* **REQUEST**
Retype all material exactly. Pictures stay out of the copy.

──────────────────────────────

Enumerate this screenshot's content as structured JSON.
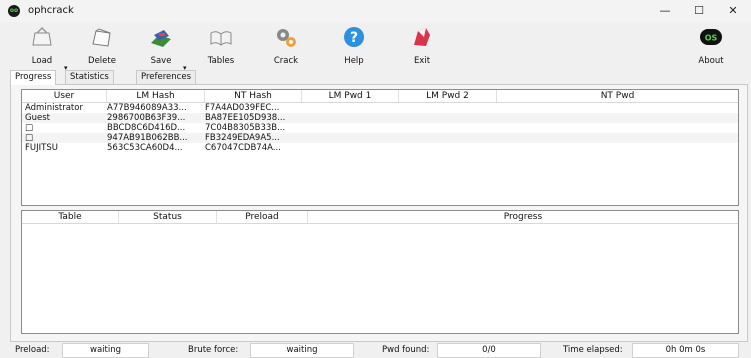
{
  "window": {
    "title": "ophcrack",
    "icon_text": "oo",
    "minimize": "—",
    "maximize": "☐",
    "close": "✕"
  },
  "toolbar": {
    "load": "Load",
    "delete": "Delete",
    "save": "Save",
    "tables": "Tables",
    "crack": "Crack",
    "help": "Help",
    "exit": "Exit",
    "about": "About",
    "about_icon_text": "OS",
    "caret": "▾"
  },
  "tabs": [
    "Progress",
    "Statistics",
    "Preferences"
  ],
  "users_table": {
    "columns": [
      "User",
      "LM Hash",
      "NT Hash",
      "LM Pwd 1",
      "LM Pwd 2",
      "NT Pwd"
    ],
    "rows": [
      [
        "Administrator",
        "A77B946089A33...",
        "F7A4AD039FEC...",
        "",
        "",
        ""
      ],
      [
        "Guest",
        "2986700B63F39...",
        "BA87EE105D938...",
        "",
        "",
        ""
      ],
      [
        "□",
        "BBCD8C6D416D...",
        "7C04B8305B33B...",
        "",
        "",
        ""
      ],
      [
        "□",
        "947AB91B062BB...",
        "FB3249EDA9A5...",
        "",
        "",
        ""
      ],
      [
        "FUJITSU",
        "563C53CA60D4...",
        "C67047CDB74A...",
        "",
        "",
        ""
      ]
    ]
  },
  "tables_table": {
    "columns": [
      "Table",
      "Status",
      "Preload",
      "Progress"
    ]
  },
  "status": {
    "preload_label": "Preload:",
    "preload_value": "waiting",
    "brute_label": "Brute force:",
    "brute_value": "waiting",
    "pwd_label": "Pwd found:",
    "pwd_value": "0/0",
    "time_label": "Time elapsed:",
    "time_value": "0h 0m 0s"
  }
}
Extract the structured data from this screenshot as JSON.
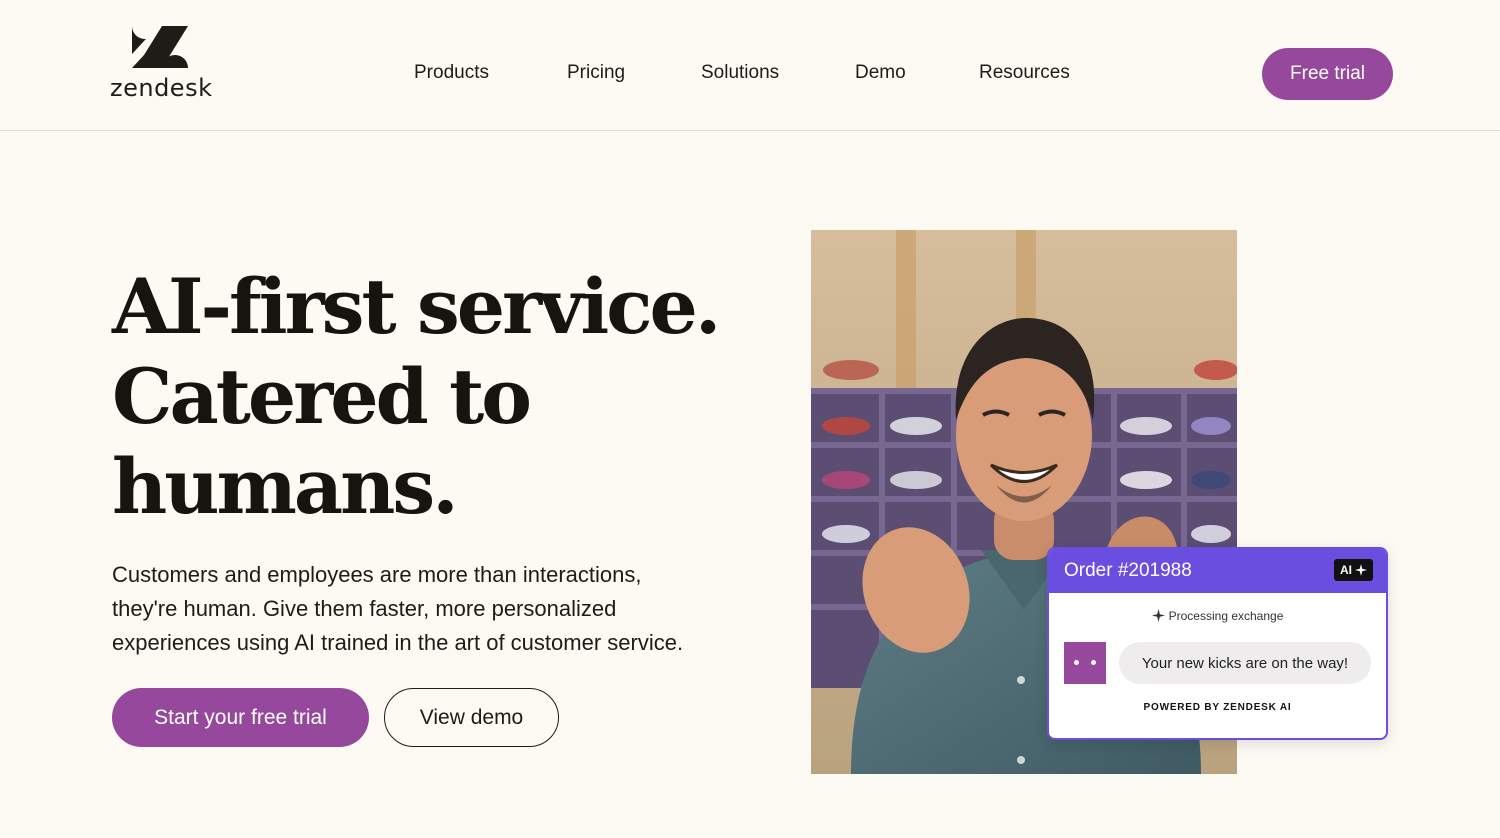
{
  "header": {
    "logo_text": "zendesk",
    "nav": [
      "Products",
      "Pricing",
      "Solutions",
      "Demo",
      "Resources"
    ],
    "cta": "Free trial"
  },
  "hero": {
    "headline": [
      "AI-first service.",
      "Catered to",
      "humans."
    ],
    "subcopy": [
      "Customers and employees are more than interactions,",
      "they're human. Give them faster, more personalized",
      "experiences using AI trained in the art of customer service."
    ],
    "primary_button": "Start your free trial",
    "secondary_button": "View demo"
  },
  "order_card": {
    "title": "Order #201988",
    "ai_badge": "AI",
    "status": "Processing exchange",
    "message": "Your new kicks are on the way!",
    "footer": "POWERED BY ZENDESK AI"
  },
  "colors": {
    "background": "#fdf9f3",
    "brand_purple": "#95489c",
    "card_violet": "#6a4ee0"
  },
  "icons": [
    "zendesk-logo-icon",
    "sparkle-icon",
    "bot-avatar-icon"
  ]
}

──────────────────────────────

* **RESPONSE TO THIS TASK**
Enumerate this screenshot's content as structured JSON.
{
  "window": {
    "title": "ophcrack",
    "icon_text": "oo",
    "minimize": "—",
    "maximize": "☐",
    "close": "✕"
  },
  "toolbar": {
    "load": "Load",
    "delete": "Delete",
    "save": "Save",
    "tables": "Tables",
    "crack": "Crack",
    "help": "Help",
    "exit": "Exit",
    "about": "About",
    "about_icon_text": "OS",
    "caret": "▾"
  },
  "tabs": [
    "Progress",
    "Statistics",
    "Preferences"
  ],
  "users_table": {
    "columns": [
      "User",
      "LM Hash",
      "NT Hash",
      "LM Pwd 1",
      "LM Pwd 2",
      "NT Pwd"
    ],
    "rows": [
      [
        "Administrator",
        "A77B946089A33...",
        "F7A4AD039FEC...",
        "",
        "",
        ""
      ],
      [
        "Guest",
        "2986700B63F39...",
        "BA87EE105D938...",
        "",
        "",
        ""
      ],
      [
        "□",
        "BBCD8C6D416D...",
        "7C04B8305B33B...",
        "",
        "",
        ""
      ],
      [
        "□",
        "947AB91B062BB...",
        "FB3249EDA9A5...",
        "",
        "",
        ""
      ],
      [
        "FUJITSU",
        "563C53CA60D4...",
        "C67047CDB74A...",
        "",
        "",
        ""
      ]
    ]
  },
  "tables_table": {
    "columns": [
      "Table",
      "Status",
      "Preload",
      "Progress"
    ]
  },
  "status": {
    "preload_label": "Preload:",
    "preload_value": "waiting",
    "brute_label": "Brute force:",
    "brute_value": "waiting",
    "pwd_label": "Pwd found:",
    "pwd_value": "0/0",
    "time_label": "Time elapsed:",
    "time_value": "0h 0m 0s"
  }
}
Extract the structured data from this screenshot as JSON.
{
  "header": {
    "logo_text": "zendesk",
    "nav": [
      "Products",
      "Pricing",
      "Solutions",
      "Demo",
      "Resources"
    ],
    "cta": "Free trial"
  },
  "hero": {
    "headline": [
      "AI-first service.",
      "Catered to",
      "humans."
    ],
    "subcopy": [
      "Customers and employees are more than interactions,",
      "they're human. Give them faster, more personalized",
      "experiences using AI trained in the art of customer service."
    ],
    "primary_button": "Start your free trial",
    "secondary_button": "View demo"
  },
  "order_card": {
    "title": "Order #201988",
    "ai_badge": "AI",
    "status": "Processing exchange",
    "message": "Your new kicks are on the way!",
    "footer": "POWERED BY ZENDESK AI"
  },
  "colors": {
    "background": "#fdf9f3",
    "brand_purple": "#95489c",
    "card_violet": "#6a4ee0"
  },
  "icons": [
    "zendesk-logo-icon",
    "sparkle-icon",
    "bot-avatar-icon"
  ]
}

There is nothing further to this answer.